■ What to do ■
Show all lines holding "Мероприятие".

>> start Data for this task

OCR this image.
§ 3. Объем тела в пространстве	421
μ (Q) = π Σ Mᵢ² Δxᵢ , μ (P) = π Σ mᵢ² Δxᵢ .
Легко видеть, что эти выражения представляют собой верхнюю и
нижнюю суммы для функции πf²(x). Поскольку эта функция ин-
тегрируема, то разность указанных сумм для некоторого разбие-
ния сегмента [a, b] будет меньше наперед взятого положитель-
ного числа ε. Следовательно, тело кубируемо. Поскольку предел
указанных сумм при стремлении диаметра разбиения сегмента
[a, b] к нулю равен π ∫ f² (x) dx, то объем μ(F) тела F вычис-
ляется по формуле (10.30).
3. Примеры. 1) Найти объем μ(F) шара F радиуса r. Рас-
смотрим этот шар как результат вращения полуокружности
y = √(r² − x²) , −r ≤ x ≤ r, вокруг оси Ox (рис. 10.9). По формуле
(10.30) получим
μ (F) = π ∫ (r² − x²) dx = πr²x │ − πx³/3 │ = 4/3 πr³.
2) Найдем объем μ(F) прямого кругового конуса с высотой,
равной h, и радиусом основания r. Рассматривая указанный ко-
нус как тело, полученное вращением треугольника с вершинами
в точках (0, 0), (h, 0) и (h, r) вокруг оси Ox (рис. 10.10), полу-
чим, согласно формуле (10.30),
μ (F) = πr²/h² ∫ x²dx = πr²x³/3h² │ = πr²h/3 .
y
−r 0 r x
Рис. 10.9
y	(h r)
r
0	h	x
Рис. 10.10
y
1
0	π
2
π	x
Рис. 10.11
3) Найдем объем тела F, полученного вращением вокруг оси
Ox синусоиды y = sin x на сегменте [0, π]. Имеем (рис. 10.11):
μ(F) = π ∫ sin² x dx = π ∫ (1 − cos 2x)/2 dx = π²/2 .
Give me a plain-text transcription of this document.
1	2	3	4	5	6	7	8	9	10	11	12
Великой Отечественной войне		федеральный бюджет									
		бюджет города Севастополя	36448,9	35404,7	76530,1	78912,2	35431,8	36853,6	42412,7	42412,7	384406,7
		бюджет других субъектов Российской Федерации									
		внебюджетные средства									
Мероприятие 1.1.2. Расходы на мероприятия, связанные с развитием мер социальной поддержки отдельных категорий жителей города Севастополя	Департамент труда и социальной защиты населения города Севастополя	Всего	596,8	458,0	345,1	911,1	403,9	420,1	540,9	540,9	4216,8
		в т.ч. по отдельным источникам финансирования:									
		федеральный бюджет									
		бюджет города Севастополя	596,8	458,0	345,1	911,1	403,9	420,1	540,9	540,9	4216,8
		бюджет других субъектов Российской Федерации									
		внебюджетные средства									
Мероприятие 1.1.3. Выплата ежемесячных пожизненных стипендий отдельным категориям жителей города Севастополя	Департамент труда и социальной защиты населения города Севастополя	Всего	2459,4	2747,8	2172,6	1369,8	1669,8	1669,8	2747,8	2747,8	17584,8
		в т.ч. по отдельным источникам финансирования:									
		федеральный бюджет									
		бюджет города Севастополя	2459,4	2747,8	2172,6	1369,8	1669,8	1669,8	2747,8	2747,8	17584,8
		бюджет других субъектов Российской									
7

>> end Data for this task
>> start Data for this task

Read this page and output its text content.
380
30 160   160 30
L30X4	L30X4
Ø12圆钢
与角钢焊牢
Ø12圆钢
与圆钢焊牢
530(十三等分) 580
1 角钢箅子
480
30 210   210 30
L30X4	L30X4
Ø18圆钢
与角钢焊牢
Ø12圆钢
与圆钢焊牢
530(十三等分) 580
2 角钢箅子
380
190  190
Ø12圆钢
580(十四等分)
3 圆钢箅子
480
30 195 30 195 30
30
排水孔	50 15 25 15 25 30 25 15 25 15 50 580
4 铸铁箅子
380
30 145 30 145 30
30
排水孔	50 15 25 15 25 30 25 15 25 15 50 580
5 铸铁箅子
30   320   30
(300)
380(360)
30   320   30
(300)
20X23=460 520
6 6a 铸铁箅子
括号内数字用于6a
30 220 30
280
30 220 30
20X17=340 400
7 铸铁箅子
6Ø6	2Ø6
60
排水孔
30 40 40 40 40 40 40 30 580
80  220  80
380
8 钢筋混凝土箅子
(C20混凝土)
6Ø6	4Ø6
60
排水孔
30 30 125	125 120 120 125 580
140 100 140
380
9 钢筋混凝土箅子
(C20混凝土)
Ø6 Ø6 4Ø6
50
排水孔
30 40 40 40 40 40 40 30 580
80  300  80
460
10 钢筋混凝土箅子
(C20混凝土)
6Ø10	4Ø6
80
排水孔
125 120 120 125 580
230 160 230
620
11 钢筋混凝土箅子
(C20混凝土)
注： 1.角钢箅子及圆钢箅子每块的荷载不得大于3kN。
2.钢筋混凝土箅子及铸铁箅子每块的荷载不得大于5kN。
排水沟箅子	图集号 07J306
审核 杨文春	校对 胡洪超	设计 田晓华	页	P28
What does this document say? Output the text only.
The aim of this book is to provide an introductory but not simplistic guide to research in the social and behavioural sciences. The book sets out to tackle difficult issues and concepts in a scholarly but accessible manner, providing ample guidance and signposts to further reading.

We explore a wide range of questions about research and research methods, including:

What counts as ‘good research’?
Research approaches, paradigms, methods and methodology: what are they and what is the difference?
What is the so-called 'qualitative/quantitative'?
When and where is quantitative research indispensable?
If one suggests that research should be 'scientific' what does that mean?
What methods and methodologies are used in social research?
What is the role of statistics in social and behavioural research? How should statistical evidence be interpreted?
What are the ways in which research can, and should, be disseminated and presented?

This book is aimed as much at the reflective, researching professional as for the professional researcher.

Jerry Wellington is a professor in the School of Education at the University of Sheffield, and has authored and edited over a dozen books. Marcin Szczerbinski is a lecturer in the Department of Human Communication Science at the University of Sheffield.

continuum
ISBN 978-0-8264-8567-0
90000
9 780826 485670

>> end Data for this task
>> start Data for this task

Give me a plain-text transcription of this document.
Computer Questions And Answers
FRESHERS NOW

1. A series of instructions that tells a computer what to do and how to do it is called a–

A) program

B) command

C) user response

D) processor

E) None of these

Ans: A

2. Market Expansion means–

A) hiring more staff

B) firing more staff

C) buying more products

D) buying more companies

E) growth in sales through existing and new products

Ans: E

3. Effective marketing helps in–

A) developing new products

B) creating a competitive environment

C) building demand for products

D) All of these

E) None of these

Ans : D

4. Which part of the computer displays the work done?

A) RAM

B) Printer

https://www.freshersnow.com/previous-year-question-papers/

>> end Data for this task

■ Solution for this exercise ■
Мероприятие 1.1.2. Расходы на мероприятия, связанные с развитием мер социальной поддержки отдельных категорий жителей города Севастополя	Департамент труда и социальной защиты населения города Севастополя	Всего	596,8	458,0	345,1	911,1	403,9	420,1	540,9	540,9	4216,8
Мероприятие 1.1.3. Выплата ежемесячных пожизненных стипендий отдельным категориям жителей города Севастополя	Департамент труда и социальной защиты населения города Севастополя	Всего	2459,4	2747,8	2172,6	1369,8	1669,8	1669,8	2747,8	2747,8	17584,8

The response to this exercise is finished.